**Work to complete**: Reproduce all of the material word for word.

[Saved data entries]
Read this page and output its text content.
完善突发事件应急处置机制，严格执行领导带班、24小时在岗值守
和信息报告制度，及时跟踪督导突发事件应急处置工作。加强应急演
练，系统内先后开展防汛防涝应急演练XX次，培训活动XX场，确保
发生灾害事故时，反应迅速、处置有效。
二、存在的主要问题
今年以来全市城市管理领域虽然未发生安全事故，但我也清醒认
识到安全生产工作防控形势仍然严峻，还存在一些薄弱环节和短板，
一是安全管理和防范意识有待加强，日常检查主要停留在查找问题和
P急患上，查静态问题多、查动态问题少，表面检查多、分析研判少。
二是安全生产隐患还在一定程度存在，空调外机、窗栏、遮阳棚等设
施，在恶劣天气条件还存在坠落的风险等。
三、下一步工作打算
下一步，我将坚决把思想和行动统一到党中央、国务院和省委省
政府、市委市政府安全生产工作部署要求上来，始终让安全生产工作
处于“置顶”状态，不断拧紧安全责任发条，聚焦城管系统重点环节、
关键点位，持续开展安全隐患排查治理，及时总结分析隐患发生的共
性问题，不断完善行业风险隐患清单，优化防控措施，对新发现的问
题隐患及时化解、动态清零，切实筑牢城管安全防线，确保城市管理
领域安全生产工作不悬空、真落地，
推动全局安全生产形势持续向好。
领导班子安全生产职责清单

**Solution**:
Read this page and output its text content.
完善突发事件应急处置机制，严格执行领导带班、24小时在岗值守
和信息报告制度，及时跟踪督导突发事件应急处置工作。加强应急演
练，系统内先后开展防汛防涝应急演练XX次，培训活动XX场，确保
发生灾害事故时，反应迅速、处置有效。
二、存在的主要问题
今年以来全市城市管理领域虽然未发生安全事故，但我也清醒认
识到安全生产工作防控形势仍然严峻，还存在一些薄弱环节和短板，
一是安全管理和防范意识有待加强，日常检查主要停留在查找问题和
P急患上，查静态问题多、查动态问题少，表面检查多、分析研判少。
二是安全生产隐患还在一定程度存在，空调外机、窗栏、遮阳棚等设
施，在恶劣天气条件还存在坠落的风险等。
三、下一步工作打算
下一步，我将坚决把思想和行动统一到党中央、国务院和省委省
政府、市委市政府安全生产工作部署要求上来，始终让安全生产工作
处于“置顶”状态，不断拧紧安全责任发条，聚焦城管系统重点环节、
关键点位，持续开展安全隐患排查治理，及时总结分析隐患发生的共
性问题，不断完善行业风险隐患清单，优化防控措施，对新发现的问
题隐患及时化解、动态清零，切实筑牢城管安全防线，确保城市管理
领域安全生产工作不悬空、真落地，
推动全局安全生产形势持续向好。
领导班子安全生产职责清单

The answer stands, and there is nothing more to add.